What you have to do:
Rewrite the lines from the first one through the line that contains "109, 153, 213]", inclusive, swapping every "body" for "paragraph" and leaving everything else untouched.

begin Dataset entries

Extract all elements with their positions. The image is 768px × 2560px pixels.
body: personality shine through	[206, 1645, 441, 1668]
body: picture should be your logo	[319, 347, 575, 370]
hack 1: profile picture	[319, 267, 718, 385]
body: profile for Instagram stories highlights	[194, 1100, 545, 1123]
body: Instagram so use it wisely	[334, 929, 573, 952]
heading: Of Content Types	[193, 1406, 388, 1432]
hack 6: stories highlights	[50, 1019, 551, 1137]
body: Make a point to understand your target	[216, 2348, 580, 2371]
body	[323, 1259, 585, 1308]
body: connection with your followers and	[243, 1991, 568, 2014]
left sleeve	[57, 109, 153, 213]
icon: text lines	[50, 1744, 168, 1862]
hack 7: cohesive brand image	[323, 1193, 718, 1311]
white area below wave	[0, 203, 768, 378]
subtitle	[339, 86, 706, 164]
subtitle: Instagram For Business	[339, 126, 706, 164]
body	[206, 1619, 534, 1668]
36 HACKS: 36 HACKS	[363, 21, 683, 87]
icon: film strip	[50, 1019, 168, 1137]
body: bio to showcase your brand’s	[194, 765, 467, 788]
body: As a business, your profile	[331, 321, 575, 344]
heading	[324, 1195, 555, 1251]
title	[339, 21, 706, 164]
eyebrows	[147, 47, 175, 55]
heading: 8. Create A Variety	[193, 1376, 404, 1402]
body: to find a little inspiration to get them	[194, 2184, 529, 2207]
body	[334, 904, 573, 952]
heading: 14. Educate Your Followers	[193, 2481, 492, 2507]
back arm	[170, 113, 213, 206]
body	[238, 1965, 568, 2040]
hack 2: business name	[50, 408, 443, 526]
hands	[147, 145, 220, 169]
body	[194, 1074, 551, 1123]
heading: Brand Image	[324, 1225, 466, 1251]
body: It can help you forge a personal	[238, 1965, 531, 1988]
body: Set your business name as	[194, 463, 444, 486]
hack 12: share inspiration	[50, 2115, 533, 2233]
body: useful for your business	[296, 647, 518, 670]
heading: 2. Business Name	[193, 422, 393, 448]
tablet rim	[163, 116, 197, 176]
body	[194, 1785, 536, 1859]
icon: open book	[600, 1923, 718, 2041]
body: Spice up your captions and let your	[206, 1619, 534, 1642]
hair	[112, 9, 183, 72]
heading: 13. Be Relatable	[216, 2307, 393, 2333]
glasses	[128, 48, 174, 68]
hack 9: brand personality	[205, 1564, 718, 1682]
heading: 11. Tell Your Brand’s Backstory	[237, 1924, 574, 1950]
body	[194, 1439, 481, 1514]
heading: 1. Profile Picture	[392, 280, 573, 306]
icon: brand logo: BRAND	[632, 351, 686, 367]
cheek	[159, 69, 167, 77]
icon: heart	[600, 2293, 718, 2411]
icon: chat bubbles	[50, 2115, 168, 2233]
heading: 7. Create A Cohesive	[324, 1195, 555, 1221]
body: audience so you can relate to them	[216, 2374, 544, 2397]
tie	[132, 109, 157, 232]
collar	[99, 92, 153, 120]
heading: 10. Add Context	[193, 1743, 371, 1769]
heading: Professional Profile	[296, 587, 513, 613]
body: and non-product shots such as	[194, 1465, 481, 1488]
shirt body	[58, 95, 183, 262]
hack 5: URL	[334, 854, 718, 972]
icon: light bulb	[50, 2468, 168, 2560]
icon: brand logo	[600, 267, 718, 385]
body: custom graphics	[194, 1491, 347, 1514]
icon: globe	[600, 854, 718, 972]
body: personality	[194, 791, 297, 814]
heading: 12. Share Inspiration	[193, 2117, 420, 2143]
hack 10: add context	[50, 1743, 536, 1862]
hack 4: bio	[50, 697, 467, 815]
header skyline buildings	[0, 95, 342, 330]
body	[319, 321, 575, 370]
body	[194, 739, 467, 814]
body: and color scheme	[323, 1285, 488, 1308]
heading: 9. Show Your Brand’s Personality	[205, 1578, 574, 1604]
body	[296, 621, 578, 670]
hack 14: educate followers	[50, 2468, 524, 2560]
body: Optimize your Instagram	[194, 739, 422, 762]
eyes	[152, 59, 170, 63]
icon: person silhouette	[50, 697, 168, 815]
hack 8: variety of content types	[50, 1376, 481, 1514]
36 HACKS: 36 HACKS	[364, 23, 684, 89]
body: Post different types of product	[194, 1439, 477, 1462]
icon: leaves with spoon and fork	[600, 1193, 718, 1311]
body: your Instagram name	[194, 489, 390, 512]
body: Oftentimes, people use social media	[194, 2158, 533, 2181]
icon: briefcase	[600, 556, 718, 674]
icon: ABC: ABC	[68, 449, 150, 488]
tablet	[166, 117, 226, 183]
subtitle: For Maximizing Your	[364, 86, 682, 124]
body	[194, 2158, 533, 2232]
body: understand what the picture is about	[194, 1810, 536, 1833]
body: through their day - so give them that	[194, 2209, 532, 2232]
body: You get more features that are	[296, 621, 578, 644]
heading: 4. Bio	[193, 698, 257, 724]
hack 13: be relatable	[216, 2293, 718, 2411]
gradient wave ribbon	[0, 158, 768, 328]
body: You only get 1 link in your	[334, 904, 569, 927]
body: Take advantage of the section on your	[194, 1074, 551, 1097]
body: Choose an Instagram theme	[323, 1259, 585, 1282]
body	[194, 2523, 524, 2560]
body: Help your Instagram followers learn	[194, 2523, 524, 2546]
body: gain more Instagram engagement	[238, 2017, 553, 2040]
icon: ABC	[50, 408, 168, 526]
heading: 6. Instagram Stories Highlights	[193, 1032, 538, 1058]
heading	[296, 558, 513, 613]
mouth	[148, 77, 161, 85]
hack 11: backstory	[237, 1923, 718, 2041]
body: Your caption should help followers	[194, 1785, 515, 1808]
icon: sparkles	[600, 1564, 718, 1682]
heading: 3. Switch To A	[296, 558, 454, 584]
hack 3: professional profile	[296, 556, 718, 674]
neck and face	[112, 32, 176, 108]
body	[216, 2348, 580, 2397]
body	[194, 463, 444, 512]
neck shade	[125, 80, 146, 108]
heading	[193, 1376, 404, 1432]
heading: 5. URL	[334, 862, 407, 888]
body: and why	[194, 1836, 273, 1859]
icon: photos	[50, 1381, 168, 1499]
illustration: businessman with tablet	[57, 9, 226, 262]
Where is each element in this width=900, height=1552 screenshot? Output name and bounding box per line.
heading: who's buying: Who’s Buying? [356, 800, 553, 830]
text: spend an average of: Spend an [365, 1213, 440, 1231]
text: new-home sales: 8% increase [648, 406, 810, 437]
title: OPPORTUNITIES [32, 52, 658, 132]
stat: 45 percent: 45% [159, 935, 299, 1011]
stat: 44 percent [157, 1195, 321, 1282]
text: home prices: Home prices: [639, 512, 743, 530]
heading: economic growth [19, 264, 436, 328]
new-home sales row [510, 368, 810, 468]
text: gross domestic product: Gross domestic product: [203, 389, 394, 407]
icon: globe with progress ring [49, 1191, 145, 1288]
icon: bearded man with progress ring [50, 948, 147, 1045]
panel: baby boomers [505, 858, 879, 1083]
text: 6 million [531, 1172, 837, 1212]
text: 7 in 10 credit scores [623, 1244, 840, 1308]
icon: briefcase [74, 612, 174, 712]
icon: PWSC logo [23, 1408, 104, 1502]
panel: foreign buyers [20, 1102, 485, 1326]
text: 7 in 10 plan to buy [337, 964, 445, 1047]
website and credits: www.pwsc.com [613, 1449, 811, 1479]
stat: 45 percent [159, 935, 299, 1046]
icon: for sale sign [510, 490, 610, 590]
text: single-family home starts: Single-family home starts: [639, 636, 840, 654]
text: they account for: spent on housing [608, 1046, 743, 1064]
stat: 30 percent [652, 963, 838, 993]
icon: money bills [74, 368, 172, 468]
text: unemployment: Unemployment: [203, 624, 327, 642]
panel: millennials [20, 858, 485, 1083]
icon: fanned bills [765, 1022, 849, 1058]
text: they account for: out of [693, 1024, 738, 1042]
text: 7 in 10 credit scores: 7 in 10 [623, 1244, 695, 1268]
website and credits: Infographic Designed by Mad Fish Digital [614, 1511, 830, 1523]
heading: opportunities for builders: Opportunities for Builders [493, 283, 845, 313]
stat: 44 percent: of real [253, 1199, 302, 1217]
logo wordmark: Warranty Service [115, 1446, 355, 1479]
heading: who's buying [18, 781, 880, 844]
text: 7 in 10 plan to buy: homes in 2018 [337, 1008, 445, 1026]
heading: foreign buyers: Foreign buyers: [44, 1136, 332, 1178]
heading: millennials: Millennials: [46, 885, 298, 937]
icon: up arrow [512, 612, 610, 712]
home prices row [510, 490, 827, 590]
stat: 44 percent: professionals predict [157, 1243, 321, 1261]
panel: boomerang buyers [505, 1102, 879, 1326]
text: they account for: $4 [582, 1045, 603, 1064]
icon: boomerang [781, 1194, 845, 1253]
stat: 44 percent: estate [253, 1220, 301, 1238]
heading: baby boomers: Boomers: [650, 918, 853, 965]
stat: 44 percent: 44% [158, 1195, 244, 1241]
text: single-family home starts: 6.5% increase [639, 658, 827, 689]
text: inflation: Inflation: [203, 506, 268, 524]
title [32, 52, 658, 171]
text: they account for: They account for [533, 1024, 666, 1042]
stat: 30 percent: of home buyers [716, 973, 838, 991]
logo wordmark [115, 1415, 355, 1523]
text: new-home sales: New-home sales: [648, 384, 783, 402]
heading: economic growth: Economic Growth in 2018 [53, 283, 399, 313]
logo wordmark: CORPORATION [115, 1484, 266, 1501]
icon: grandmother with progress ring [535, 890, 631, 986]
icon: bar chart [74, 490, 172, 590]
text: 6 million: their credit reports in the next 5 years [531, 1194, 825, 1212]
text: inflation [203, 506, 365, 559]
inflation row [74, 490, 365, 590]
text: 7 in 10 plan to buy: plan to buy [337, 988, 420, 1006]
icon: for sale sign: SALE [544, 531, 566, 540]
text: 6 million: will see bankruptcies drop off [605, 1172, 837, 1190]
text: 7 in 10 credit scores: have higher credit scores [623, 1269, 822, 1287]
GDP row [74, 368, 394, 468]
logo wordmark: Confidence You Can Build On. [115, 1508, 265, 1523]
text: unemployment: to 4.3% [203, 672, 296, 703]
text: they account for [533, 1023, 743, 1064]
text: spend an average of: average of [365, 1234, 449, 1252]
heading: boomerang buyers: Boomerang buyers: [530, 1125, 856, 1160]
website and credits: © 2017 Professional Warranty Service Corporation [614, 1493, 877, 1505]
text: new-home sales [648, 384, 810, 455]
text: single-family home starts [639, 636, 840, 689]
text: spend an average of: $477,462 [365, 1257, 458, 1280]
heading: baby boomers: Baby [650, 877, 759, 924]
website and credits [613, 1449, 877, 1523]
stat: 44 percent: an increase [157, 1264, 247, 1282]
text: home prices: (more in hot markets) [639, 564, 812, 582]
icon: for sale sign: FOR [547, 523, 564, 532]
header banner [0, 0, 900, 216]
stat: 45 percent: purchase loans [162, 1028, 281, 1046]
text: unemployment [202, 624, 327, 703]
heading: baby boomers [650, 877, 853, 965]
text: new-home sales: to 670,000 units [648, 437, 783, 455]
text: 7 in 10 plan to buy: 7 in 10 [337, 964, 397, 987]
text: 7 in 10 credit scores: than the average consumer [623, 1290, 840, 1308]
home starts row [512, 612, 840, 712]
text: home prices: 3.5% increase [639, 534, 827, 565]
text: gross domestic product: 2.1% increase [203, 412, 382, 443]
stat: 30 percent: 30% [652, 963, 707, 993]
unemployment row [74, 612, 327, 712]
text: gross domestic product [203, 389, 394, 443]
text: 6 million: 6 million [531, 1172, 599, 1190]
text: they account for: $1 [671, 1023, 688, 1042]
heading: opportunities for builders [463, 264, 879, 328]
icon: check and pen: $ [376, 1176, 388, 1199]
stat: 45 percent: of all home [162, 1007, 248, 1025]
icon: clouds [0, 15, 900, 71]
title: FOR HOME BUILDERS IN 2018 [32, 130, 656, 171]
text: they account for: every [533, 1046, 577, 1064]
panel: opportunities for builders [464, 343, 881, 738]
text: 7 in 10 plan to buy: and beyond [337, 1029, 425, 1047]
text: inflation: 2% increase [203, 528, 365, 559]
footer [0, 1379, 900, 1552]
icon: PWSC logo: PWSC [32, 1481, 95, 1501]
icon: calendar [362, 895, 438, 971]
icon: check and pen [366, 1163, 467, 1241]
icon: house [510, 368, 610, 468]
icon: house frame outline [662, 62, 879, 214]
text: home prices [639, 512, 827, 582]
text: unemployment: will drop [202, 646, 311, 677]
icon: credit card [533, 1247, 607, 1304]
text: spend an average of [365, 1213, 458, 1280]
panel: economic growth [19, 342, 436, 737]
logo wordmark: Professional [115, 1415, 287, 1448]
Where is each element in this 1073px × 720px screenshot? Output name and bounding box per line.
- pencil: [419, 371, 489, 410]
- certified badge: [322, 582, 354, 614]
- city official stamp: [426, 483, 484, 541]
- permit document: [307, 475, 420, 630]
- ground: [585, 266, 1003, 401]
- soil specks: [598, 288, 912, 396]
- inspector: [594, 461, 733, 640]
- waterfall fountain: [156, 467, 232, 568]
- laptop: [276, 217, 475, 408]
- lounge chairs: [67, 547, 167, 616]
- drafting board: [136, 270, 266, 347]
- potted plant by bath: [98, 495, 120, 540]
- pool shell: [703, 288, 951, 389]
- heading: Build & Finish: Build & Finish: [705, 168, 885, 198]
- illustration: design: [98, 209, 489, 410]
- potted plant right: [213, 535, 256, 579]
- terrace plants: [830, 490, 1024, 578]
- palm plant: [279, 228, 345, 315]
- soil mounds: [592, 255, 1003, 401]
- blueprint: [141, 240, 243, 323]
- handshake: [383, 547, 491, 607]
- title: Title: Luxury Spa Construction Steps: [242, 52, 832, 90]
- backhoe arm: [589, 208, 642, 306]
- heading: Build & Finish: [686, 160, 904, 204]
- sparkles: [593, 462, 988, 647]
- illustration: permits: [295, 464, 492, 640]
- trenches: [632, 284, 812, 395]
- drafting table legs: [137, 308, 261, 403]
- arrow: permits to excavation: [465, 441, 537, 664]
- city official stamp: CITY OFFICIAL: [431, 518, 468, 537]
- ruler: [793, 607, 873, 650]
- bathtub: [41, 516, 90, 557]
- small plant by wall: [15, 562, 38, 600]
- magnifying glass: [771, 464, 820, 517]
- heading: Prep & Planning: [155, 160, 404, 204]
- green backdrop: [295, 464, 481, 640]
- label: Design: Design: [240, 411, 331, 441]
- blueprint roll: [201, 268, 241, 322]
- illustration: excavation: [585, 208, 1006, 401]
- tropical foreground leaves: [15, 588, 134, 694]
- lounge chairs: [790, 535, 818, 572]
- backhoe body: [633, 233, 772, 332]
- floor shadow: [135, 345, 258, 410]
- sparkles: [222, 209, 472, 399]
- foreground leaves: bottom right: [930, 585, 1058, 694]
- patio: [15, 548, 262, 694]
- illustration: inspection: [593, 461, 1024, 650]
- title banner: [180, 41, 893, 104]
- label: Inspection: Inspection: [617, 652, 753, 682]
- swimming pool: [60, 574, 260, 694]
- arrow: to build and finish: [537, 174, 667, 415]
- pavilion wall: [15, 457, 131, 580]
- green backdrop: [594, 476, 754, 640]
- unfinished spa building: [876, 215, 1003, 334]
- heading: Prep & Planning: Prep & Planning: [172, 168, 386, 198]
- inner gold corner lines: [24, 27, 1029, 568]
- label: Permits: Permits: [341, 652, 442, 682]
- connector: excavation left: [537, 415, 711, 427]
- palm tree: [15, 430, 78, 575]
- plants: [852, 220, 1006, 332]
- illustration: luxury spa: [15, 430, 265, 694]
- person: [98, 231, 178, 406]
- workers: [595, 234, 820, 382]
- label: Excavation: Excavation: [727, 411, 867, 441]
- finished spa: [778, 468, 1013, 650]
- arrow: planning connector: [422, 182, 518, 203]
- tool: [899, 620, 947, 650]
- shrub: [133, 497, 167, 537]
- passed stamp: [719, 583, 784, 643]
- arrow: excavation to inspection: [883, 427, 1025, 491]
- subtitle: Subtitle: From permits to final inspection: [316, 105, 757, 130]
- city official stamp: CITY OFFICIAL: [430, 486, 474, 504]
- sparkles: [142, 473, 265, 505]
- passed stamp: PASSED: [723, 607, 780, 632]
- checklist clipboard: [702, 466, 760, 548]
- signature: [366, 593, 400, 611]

end Dataset entries

Answer for the task:
Extract all elements with their positions. The image is 768px × 2560px pixels.
paragraph: personality shine through	[206, 1645, 441, 1668]
paragraph: picture should be your logo	[319, 347, 575, 370]
hack 1: profile picture	[319, 267, 718, 385]
paragraph: profile for Instagram stories highlights	[194, 1100, 545, 1123]
paragraph: Instagram so use it wisely	[334, 929, 573, 952]
heading: Of Content Types	[193, 1406, 388, 1432]
hack 6: stories highlights	[50, 1019, 551, 1137]
paragraph: Make a point to understand your target	[216, 2348, 580, 2371]
paragraph	[323, 1259, 585, 1308]
paragraph: connection with your followers and	[243, 1991, 568, 2014]
left sleeve	[57, 109, 153, 213]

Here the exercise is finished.